WHAT IS ASKED — Here are records with pictures in them. Copy all of them exactly and leave the pictures out.

::: LISTED RECORDS :::

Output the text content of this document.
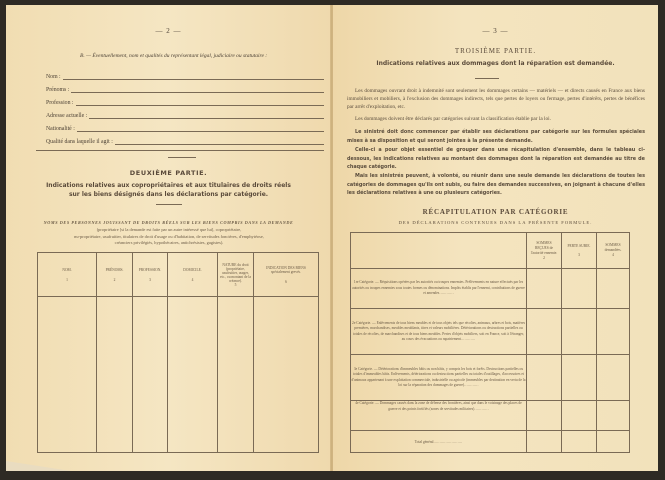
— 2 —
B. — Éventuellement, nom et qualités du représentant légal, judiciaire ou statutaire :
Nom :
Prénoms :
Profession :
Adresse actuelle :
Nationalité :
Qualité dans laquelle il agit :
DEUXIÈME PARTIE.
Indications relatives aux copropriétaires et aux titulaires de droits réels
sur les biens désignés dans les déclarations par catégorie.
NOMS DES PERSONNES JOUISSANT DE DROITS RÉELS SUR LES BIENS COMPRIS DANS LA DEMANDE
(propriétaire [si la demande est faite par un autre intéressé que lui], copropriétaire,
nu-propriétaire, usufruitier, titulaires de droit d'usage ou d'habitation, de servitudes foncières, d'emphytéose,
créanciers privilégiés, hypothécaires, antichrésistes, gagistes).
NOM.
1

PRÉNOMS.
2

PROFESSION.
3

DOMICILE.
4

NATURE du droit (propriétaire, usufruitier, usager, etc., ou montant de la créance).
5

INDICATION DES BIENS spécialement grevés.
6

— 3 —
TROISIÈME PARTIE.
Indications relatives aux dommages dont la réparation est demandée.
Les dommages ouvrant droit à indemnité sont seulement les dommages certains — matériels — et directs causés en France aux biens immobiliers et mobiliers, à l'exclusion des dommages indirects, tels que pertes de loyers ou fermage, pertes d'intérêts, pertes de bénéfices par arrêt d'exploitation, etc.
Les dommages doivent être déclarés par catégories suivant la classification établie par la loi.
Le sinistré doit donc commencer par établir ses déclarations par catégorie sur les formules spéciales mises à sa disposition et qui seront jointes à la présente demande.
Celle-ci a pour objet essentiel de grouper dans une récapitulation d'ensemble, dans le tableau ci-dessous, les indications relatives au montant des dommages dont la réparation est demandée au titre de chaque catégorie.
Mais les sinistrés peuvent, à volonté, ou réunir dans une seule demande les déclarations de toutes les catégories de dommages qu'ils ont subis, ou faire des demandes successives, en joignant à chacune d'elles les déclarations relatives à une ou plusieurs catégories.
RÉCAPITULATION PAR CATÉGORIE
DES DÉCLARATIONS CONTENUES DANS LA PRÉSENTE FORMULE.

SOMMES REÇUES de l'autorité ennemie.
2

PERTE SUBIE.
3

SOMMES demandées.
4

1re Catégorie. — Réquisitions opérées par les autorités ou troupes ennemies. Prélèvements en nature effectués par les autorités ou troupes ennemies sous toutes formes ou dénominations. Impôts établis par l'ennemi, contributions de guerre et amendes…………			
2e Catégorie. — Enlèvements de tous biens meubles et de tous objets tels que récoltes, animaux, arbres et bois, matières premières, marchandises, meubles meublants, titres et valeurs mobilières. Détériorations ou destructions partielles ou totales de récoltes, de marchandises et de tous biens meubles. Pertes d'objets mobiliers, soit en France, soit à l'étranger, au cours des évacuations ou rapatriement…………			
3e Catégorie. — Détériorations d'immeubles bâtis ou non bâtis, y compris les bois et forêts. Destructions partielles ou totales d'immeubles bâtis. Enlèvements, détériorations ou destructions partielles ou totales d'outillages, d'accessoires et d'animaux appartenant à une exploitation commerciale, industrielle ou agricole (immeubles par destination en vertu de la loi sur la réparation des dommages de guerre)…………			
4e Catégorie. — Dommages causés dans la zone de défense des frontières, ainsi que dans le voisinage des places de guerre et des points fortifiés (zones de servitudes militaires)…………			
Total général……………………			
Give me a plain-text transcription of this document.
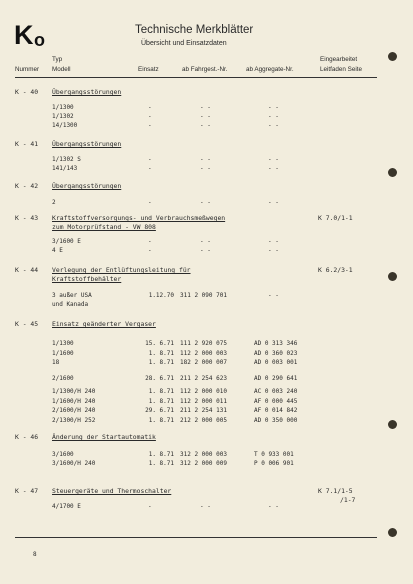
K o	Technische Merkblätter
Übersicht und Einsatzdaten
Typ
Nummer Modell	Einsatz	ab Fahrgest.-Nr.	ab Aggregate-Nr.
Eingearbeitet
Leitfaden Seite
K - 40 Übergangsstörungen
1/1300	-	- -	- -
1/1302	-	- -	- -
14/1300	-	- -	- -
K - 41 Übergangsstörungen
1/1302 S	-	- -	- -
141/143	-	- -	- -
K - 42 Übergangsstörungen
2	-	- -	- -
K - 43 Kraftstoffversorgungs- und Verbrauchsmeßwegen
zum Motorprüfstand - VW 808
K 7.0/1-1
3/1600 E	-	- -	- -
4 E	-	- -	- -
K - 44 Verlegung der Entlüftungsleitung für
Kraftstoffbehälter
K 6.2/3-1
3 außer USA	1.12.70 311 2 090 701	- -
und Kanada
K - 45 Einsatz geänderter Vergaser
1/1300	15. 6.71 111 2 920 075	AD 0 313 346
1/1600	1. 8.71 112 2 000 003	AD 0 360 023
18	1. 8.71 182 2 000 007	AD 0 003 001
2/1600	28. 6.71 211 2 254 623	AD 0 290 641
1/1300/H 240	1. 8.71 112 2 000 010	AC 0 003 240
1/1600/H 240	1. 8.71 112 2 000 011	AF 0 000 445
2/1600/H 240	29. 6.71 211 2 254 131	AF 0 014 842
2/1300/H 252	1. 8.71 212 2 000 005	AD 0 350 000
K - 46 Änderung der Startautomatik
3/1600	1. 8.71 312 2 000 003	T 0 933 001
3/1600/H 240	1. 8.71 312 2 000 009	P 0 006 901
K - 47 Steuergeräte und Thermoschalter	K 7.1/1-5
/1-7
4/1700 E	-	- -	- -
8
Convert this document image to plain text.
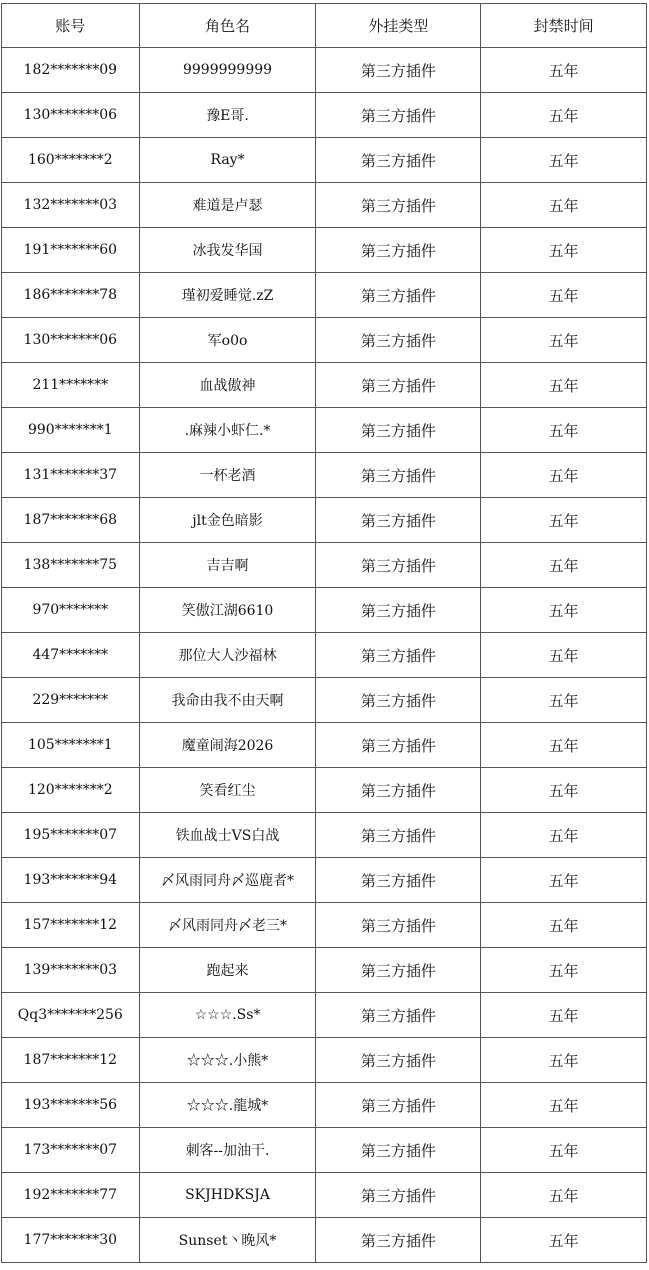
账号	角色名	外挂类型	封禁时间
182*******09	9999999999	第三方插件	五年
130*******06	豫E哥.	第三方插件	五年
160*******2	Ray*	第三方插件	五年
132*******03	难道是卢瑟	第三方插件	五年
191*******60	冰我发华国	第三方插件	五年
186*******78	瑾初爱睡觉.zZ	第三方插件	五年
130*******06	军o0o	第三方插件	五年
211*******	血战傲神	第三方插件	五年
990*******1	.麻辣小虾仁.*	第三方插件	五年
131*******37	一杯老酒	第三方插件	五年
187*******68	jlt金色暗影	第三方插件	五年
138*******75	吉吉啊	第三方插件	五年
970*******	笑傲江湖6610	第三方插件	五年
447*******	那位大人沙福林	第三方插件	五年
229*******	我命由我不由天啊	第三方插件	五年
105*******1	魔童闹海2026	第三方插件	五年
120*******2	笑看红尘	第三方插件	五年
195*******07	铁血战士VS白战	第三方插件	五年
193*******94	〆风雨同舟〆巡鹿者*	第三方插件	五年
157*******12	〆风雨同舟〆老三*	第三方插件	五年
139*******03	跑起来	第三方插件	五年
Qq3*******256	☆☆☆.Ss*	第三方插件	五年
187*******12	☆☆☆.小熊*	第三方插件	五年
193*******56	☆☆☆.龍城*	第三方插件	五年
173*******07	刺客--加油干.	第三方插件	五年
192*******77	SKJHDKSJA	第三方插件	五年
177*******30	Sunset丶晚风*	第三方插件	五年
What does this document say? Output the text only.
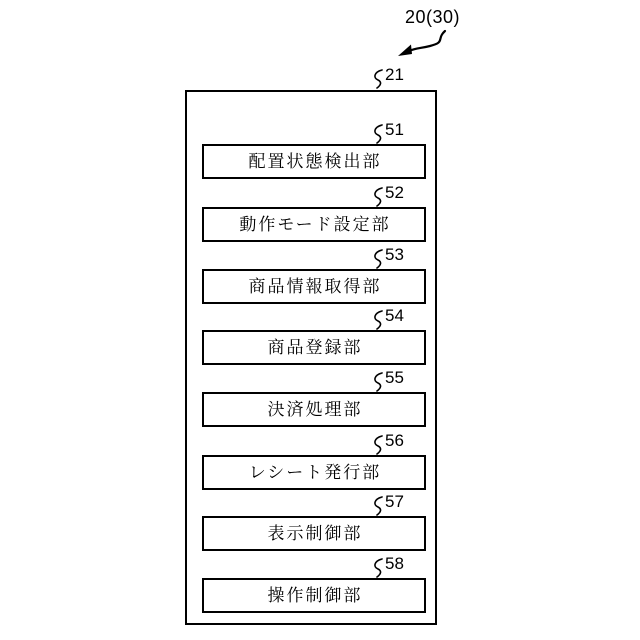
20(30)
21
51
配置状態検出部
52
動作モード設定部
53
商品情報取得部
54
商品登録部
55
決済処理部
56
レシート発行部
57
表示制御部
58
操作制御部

:::

REPLY —
Output the text content of this document.
— 2 —
B. — Éventuellement, nom et qualités du représentant légal, judiciaire ou statutaire :
Nom :
Prénoms :
Profession :
Adresse actuelle :
Nationalité :
Qualité dans laquelle il agit :
DEUXIÈME PARTIE.
Indications relatives aux copropriétaires et aux titulaires de droits réels
sur les biens désignés dans les déclarations par catégorie.
NOMS DES PERSONNES JOUISSANT DE DROITS RÉELS SUR LES BIENS COMPRIS DANS LA DEMANDE
(propriétaire [si la demande est faite par un autre intéressé que lui], copropriétaire,
nu-propriétaire, usufruitier, titulaires de droit d'usage ou d'habitation, de servitudes foncières, d'emphytéose,
créanciers privilégiés, hypothécaires, antichrésistes, gagistes).
NOM.
1

PRÉNOMS.
2

PROFESSION.
3

DOMICILE.
4

NATURE du droit (propriétaire, usufruitier, usager, etc., ou montant de la créance).
5

INDICATION DES BIENS spécialement grevés.
6

— 3 —
TROISIÈME PARTIE.
Indications relatives aux dommages dont la réparation est demandée.
Les dommages ouvrant droit à indemnité sont seulement les dommages certains — matériels — et directs causés en France aux biens immobiliers et mobiliers, à l'exclusion des dommages indirects, tels que pertes de loyers ou fermage, pertes d'intérêts, pertes de bénéfices par arrêt d'exploitation, etc.
Les dommages doivent être déclarés par catégories suivant la classification établie par la loi.
Le sinistré doit donc commencer par établir ses déclarations par catégorie sur les formules spéciales mises à sa disposition et qui seront jointes à la présente demande.
Celle-ci a pour objet essentiel de grouper dans une récapitulation d'ensemble, dans le tableau ci-dessous, les indications relatives au montant des dommages dont la réparation est demandée au titre de chaque catégorie.
Mais les sinistrés peuvent, à volonté, ou réunir dans une seule demande les déclarations de toutes les catégories de dommages qu'ils ont subis, ou faire des demandes successives, en joignant à chacune d'elles les déclarations relatives à une ou plusieurs catégories.
RÉCAPITULATION PAR CATÉGORIE
DES DÉCLARATIONS CONTENUES DANS LA PRÉSENTE FORMULE.

SOMMES REÇUES de l'autorité ennemie.
2

PERTE SUBIE.
3

SOMMES demandées.
4

1re Catégorie. — Réquisitions opérées par les autorités ou troupes ennemies. Prélèvements en nature effectués par les autorités ou troupes ennemies sous toutes formes ou dénominations. Impôts établis par l'ennemi, contributions de guerre et amendes…………			
2e Catégorie. — Enlèvements de tous biens meubles et de tous objets tels que récoltes, animaux, arbres et bois, matières premières, marchandises, meubles meublants, titres et valeurs mobilières. Détériorations ou destructions partielles ou totales de récoltes, de marchandises et de tous biens meubles. Pertes d'objets mobiliers, soit en France, soit à l'étranger, au cours des évacuations ou rapatriement…………			
3e Catégorie. — Détériorations d'immeubles bâtis ou non bâtis, y compris les bois et forêts. Destructions partielles ou totales d'immeubles bâtis. Enlèvements, détériorations ou destructions partielles ou totales d'outillages, d'accessoires et d'animaux appartenant à une exploitation commerciale, industrielle ou agricole (immeubles par destination en vertu de la loi sur la réparation des dommages de guerre)…………			
4e Catégorie. — Dommages causés dans la zone de défense des frontières, ainsi que dans le voisinage des places de guerre et des points fortifiés (zones de servitudes militaires)…………			
Total général……………………			
Give me a plain-text transcription of this document.
K o	Technische Merkblätter
Übersicht und Einsatzdaten
Typ
Nummer Modell	Einsatz	ab Fahrgest.-Nr.	ab Aggregate-Nr.
Eingearbeitet
Leitfaden Seite
K - 40 Übergangsstörungen
1/1300	-	- -	- -
1/1302	-	- -	- -
14/1300	-	- -	- -
K - 41 Übergangsstörungen
1/1302 S	-	- -	- -
141/143	-	- -	- -
K - 42 Übergangsstörungen
2	-	- -	- -
K - 43 Kraftstoffversorgungs- und Verbrauchsmeßwegen
zum Motorprüfstand - VW 808
K 7.0/1-1
3/1600 E	-	- -	- -
4 E	-	- -	- -
K - 44 Verlegung der Entlüftungsleitung für
Kraftstoffbehälter
K 6.2/3-1
3 außer USA	1.12.70 311 2 090 701	- -
und Kanada
K - 45 Einsatz geänderter Vergaser
1/1300	15. 6.71 111 2 920 075	AD 0 313 346
1/1600	1. 8.71 112 2 000 003	AD 0 360 023
18	1. 8.71 182 2 000 007	AD 0 003 001
2/1600	28. 6.71 211 2 254 623	AD 0 290 641
1/1300/H 240	1. 8.71 112 2 000 010	AC 0 003 240
1/1600/H 240	1. 8.71 112 2 000 011	AF 0 000 445
2/1600/H 240	29. 6.71 211 2 254 131	AF 0 014 842
2/1300/H 252	1. 8.71 212 2 000 005	AD 0 350 000
K - 46 Änderung der Startautomatik
3/1600	1. 8.71 312 2 000 003	T 0 933 001
3/1600/H 240	1. 8.71 312 2 000 009	P 0 006 901
K - 47 Steuergeräte und Thermoschalter	K 7.1/1-5
/1-7
4/1700 E	-	- -	- -
8
Convert this document image to plain text.
账号	角色名	外挂类型	封禁时间
182*******09	9999999999	第三方插件	五年
130*******06	豫E哥.	第三方插件	五年
160*******2	Ray*	第三方插件	五年
132*******03	难道是卢瑟	第三方插件	五年
191*******60	冰我发华国	第三方插件	五年
186*******78	瑾初爱睡觉.zZ	第三方插件	五年
130*******06	军o0o	第三方插件	五年
211*******	血战傲神	第三方插件	五年
990*******1	.麻辣小虾仁.*	第三方插件	五年
131*******37	一杯老酒	第三方插件	五年
187*******68	jlt金色暗影	第三方插件	五年
138*******75	吉吉啊	第三方插件	五年
970*******	笑傲江湖6610	第三方插件	五年
447*******	那位大人沙福林	第三方插件	五年
229*******	我命由我不由天啊	第三方插件	五年
105*******1	魔童闹海2026	第三方插件	五年
120*******2	笑看红尘	第三方插件	五年
195*******07	铁血战士VS白战	第三方插件	五年
193*******94	〆风雨同舟〆巡鹿者*	第三方插件	五年
157*******12	〆风雨同舟〆老三*	第三方插件	五年
139*******03	跑起来	第三方插件	五年
Qq3*******256	☆☆☆.Ss*	第三方插件	五年
187*******12	☆☆☆.小熊*	第三方插件	五年
193*******56	☆☆☆.龍城*	第三方插件	五年
173*******07	刺客--加油干.	第三方插件	五年
192*******77	SKJHDKSJA	第三方插件	五年
177*******30	Sunset丶晚风*	第三方插件	五年
What does this document say? Output the text only.
20(30)
21
51
配置状態検出部
52
動作モード設定部
53
商品情報取得部
54
商品登録部
55
決済処理部
56
レシート発行部
57
表示制御部
58
操作制御部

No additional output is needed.